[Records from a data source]
═══

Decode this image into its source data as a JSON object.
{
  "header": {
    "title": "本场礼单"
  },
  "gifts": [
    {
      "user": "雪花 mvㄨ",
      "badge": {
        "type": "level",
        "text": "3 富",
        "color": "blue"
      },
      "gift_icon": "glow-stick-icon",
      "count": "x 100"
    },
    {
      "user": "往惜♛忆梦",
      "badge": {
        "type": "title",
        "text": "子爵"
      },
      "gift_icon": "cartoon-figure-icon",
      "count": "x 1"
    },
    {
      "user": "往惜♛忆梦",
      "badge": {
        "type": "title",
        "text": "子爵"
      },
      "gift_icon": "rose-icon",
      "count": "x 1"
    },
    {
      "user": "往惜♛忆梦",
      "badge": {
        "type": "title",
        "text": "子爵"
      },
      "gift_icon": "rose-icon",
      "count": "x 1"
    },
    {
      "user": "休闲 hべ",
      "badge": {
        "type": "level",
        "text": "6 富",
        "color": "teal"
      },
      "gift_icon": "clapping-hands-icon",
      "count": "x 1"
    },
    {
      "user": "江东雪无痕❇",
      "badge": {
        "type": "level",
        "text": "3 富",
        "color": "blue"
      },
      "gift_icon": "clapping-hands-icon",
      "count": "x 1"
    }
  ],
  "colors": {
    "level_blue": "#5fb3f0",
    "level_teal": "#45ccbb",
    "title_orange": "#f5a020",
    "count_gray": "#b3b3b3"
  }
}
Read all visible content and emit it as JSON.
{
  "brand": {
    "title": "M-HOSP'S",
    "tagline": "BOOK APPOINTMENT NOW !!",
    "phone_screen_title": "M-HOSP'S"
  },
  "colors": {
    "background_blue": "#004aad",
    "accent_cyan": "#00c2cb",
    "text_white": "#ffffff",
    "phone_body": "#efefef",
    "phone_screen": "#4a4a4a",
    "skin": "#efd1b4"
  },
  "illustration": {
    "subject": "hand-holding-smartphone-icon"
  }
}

═══

> GIVEN PROBLEM
Transcribe, word for word, every line from the one containing "Read all visible content and emit it as JSON." through the final line of the entries, and nothing else.

> TASK RESULT
Read all visible content and emit it as JSON.
{
  "brand": {
    "title": "M-HOSP'S",
    "tagline": "BOOK APPOINTMENT NOW !!",
    "phone_screen_title": "M-HOSP'S"
  },
  "colors": {
    "background_blue": "#004aad",
    "accent_cyan": "#00c2cb",
    "text_white": "#ffffff",
    "phone_body": "#efefef",
    "phone_screen": "#4a4a4a",
    "skin": "#efd1b4"
  },
  "illustration": {
    "subject": "hand-holding-smartphone-icon"
  }
}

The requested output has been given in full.